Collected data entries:

....

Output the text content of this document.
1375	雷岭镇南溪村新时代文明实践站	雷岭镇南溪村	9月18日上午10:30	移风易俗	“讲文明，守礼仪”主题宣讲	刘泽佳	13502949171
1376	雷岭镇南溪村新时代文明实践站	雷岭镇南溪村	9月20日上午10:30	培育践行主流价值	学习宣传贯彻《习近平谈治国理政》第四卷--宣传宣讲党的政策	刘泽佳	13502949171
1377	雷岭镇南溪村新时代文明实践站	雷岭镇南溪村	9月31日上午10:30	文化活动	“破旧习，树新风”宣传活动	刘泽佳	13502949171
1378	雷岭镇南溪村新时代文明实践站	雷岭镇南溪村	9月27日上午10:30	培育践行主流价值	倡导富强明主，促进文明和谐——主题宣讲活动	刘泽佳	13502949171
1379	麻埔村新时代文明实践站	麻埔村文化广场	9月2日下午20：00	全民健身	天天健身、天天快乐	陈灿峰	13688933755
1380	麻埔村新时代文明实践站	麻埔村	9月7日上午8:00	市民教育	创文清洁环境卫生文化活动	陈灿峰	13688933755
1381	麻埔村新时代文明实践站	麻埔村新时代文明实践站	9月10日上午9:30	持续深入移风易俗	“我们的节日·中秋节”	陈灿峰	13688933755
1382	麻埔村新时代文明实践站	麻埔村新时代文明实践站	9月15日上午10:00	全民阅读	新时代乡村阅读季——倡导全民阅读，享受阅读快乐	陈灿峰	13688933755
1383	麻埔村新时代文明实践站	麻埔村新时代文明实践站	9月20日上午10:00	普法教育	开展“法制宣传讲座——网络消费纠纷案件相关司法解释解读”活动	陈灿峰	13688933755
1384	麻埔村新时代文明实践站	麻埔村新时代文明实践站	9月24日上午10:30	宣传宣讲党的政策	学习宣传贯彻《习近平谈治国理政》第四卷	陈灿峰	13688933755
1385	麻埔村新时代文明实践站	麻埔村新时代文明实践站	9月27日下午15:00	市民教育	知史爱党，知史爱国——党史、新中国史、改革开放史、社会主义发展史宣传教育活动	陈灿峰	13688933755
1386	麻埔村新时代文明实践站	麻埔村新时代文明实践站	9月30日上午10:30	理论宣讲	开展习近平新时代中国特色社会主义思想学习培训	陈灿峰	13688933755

....

- **Given instruction**:
Please copy out each record, character for character.

- **Reply**:
Output the text content of this document.
1375	雷岭镇南溪村新时代文明实践站	雷岭镇南溪村	9月18日上午10:30	移风易俗	“讲文明，守礼仪”主题宣讲	刘泽佳	13502949171
1376	雷岭镇南溪村新时代文明实践站	雷岭镇南溪村	9月20日上午10:30	培育践行主流价值	学习宣传贯彻《习近平谈治国理政》第四卷--宣传宣讲党的政策	刘泽佳	13502949171
1377	雷岭镇南溪村新时代文明实践站	雷岭镇南溪村	9月31日上午10:30	文化活动	“破旧习，树新风”宣传活动	刘泽佳	13502949171
1378	雷岭镇南溪村新时代文明实践站	雷岭镇南溪村	9月27日上午10:30	培育践行主流价值	倡导富强明主，促进文明和谐——主题宣讲活动	刘泽佳	13502949171
1379	麻埔村新时代文明实践站	麻埔村文化广场	9月2日下午20：00	全民健身	天天健身、天天快乐	陈灿峰	13688933755
1380	麻埔村新时代文明实践站	麻埔村	9月7日上午8:00	市民教育	创文清洁环境卫生文化活动	陈灿峰	13688933755
1381	麻埔村新时代文明实践站	麻埔村新时代文明实践站	9月10日上午9:30	持续深入移风易俗	“我们的节日·中秋节”	陈灿峰	13688933755
1382	麻埔村新时代文明实践站	麻埔村新时代文明实践站	9月15日上午10:00	全民阅读	新时代乡村阅读季——倡导全民阅读，享受阅读快乐	陈灿峰	13688933755
1383	麻埔村新时代文明实践站	麻埔村新时代文明实践站	9月20日上午10:00	普法教育	开展“法制宣传讲座——网络消费纠纷案件相关司法解释解读”活动	陈灿峰	13688933755
1384	麻埔村新时代文明实践站	麻埔村新时代文明实践站	9月24日上午10:30	宣传宣讲党的政策	学习宣传贯彻《习近平谈治国理政》第四卷	陈灿峰	13688933755
1385	麻埔村新时代文明实践站	麻埔村新时代文明实践站	9月27日下午15:00	市民教育	知史爱党，知史爱国——党史、新中国史、改革开放史、社会主义发展史宣传教育活动	陈灿峰	13688933755
1386	麻埔村新时代文明实践站	麻埔村新时代文明实践站	9月30日上午10:30	理论宣讲	开展习近平新时代中国特色社会主义思想学习培训	陈灿峰	13688933755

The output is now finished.